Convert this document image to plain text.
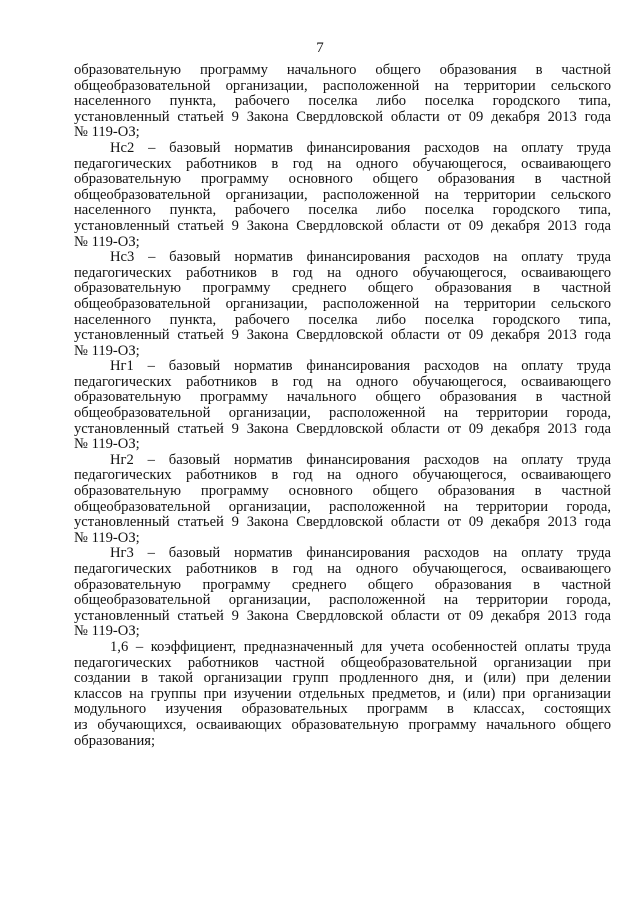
7
образовательную программу начального общего образования в частной
общеобразовательной организации, расположенной на территории сельского
населенного пункта, рабочего поселка либо поселка городского типа,
установленный статьей 9 Закона Свердловской области от 09 декабря 2013 года
№ 119-ОЗ;
Нс2 – базовый норматив финансирования расходов на оплату труда
педагогических работников в год на одного обучающегося, осваивающего
образовательную программу основного общего образования в частной
общеобразовательной организации, расположенной на территории сельского
населенного пункта, рабочего поселка либо поселка городского типа,
установленный статьей 9 Закона Свердловской области от 09 декабря 2013 года
№ 119-ОЗ;
Нс3 – базовый норматив финансирования расходов на оплату труда
педагогических работников в год на одного обучающегося, осваивающего
образовательную программу среднего общего образования в частной
общеобразовательной организации, расположенной на территории сельского
населенного пункта, рабочего поселка либо поселка городского типа,
установленный статьей 9 Закона Свердловской области от 09 декабря 2013 года
№ 119-ОЗ;
Нг1 – базовый норматив финансирования расходов на оплату труда
педагогических работников в год на одного обучающегося, осваивающего
образовательную программу начального общего образования в частной
общеобразовательной организации, расположенной на территории города,
установленный статьей 9 Закона Свердловской области от 09 декабря 2013 года
№ 119-ОЗ;
Нг2 – базовый норматив финансирования расходов на оплату труда
педагогических работников в год на одного обучающегося, осваивающего
образовательную программу основного общего образования в частной
общеобразовательной организации, расположенной на территории города,
установленный статьей 9 Закона Свердловской области от 09 декабря 2013 года
№ 119-ОЗ;
Нг3 – базовый норматив финансирования расходов на оплату труда
педагогических работников в год на одного обучающегося, осваивающего
образовательную программу среднего общего образования в частной
общеобразовательной организации, расположенной на территории города,
установленный статьей 9 Закона Свердловской области от 09 декабря 2013 года
№ 119-ОЗ;
1,6 – коэффициент, предназначенный для учета особенностей оплаты труда
педагогических работников частной общеобразовательной организации при
создании в такой организации групп продленного дня, и (или) при делении
классов на группы при изучении отдельных предметов, и (или) при организации
модульного изучения образовательных программ в классах, состоящих
из обучающихся, осваивающих образовательную программу начального общего
образования;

::::

TO DO:
Pictures in the records above are not copied; print everything else exactly.

FINISHED EXERCISE:
Convert this document image to plain text.
7
образовательную программу начального общего образования в частной
общеобразовательной организации, расположенной на территории сельского
населенного пункта, рабочего поселка либо поселка городского типа,
установленный статьей 9 Закона Свердловской области от 09 декабря 2013 года
№ 119-ОЗ;
Нс2 – базовый норматив финансирования расходов на оплату труда
педагогических работников в год на одного обучающегося, осваивающего
образовательную программу основного общего образования в частной
общеобразовательной организации, расположенной на территории сельского
населенного пункта, рабочего поселка либо поселка городского типа,
установленный статьей 9 Закона Свердловской области от 09 декабря 2013 года
№ 119-ОЗ;
Нс3 – базовый норматив финансирования расходов на оплату труда
педагогических работников в год на одного обучающегося, осваивающего
образовательную программу среднего общего образования в частной
общеобразовательной организации, расположенной на территории сельского
населенного пункта, рабочего поселка либо поселка городского типа,
установленный статьей 9 Закона Свердловской области от 09 декабря 2013 года
№ 119-ОЗ;
Нг1 – базовый норматив финансирования расходов на оплату труда
педагогических работников в год на одного обучающегося, осваивающего
образовательную программу начального общего образования в частной
общеобразовательной организации, расположенной на территории города,
установленный статьей 9 Закона Свердловской области от 09 декабря 2013 года
№ 119-ОЗ;
Нг2 – базовый норматив финансирования расходов на оплату труда
педагогических работников в год на одного обучающегося, осваивающего
образовательную программу основного общего образования в частной
общеобразовательной организации, расположенной на территории города,
установленный статьей 9 Закона Свердловской области от 09 декабря 2013 года
№ 119-ОЗ;
Нг3 – базовый норматив финансирования расходов на оплату труда
педагогических работников в год на одного обучающегося, осваивающего
образовательную программу среднего общего образования в частной
общеобразовательной организации, расположенной на территории города,
установленный статьей 9 Закона Свердловской области от 09 декабря 2013 года
№ 119-ОЗ;
1,6 – коэффициент, предназначенный для учета особенностей оплаты труда
педагогических работников частной общеобразовательной организации при
создании в такой организации групп продленного дня, и (или) при делении
классов на группы при изучении отдельных предметов, и (или) при организации
модульного изучения образовательных программ в классах, состоящих
из обучающихся, осваивающих образовательную программу начального общего
образования;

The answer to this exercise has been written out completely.